# INFORMATION GIVEN start

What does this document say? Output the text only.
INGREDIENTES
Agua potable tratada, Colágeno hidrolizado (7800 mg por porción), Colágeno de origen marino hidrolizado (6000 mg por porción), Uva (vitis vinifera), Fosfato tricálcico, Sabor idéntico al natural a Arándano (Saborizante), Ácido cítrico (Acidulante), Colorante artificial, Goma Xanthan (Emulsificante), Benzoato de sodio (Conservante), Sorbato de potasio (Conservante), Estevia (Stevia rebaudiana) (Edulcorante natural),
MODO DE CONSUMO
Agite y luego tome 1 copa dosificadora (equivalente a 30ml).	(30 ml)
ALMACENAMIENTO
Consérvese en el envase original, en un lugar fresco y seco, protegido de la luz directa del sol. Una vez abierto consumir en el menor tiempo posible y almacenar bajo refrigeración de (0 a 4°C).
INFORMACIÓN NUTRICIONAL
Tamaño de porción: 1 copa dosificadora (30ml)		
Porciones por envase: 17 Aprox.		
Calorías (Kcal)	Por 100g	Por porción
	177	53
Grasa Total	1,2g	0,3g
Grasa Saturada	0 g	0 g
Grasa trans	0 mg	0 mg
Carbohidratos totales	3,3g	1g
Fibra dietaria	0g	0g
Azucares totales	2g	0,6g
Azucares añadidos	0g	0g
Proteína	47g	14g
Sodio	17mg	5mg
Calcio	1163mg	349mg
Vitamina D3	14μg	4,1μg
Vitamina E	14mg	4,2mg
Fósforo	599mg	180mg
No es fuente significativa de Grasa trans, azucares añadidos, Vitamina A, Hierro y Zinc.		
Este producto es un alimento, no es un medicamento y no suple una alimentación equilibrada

# INFORMATION GIVEN end

• _TASK TO CARRY OUT_:
Using the data above, return each line exactly as written.

• _ANSWER_:
What does this document say? Output the text only.
INGREDIENTES
Agua potable tratada, Colágeno hidrolizado (7800 mg por porción), Colágeno de origen marino hidrolizado (6000 mg por porción), Uva (vitis vinifera), Fosfato tricálcico, Sabor idéntico al natural a Arándano (Saborizante), Ácido cítrico (Acidulante), Colorante artificial, Goma Xanthan (Emulsificante), Benzoato de sodio (Conservante), Sorbato de potasio (Conservante), Estevia (Stevia rebaudiana) (Edulcorante natural),
MODO DE CONSUMO
Agite y luego tome 1 copa dosificadora (equivalente a 30ml).	(30 ml)
ALMACENAMIENTO
Consérvese en el envase original, en un lugar fresco y seco, protegido de la luz directa del sol. Una vez abierto consumir en el menor tiempo posible y almacenar bajo refrigeración de (0 a 4°C).
INFORMACIÓN NUTRICIONAL
Tamaño de porción: 1 copa dosificadora (30ml)		
Porciones por envase: 17 Aprox.		
Calorías (Kcal)	Por 100g	Por porción
	177	53
Grasa Total	1,2g	0,3g
Grasa Saturada	0 g	0 g
Grasa trans	0 mg	0 mg
Carbohidratos totales	3,3g	1g
Fibra dietaria	0g	0g
Azucares totales	2g	0,6g
Azucares añadidos	0g	0g
Proteína	47g	14g
Sodio	17mg	5mg
Calcio	1163mg	349mg
Vitamina D3	14μg	4,1μg
Vitamina E	14mg	4,2mg
Fósforo	599mg	180mg
No es fuente significativa de Grasa trans, azucares añadidos, Vitamina A, Hierro y Zinc.		
Este producto es un alimento, no es un medicamento y no suple una alimentación equilibrada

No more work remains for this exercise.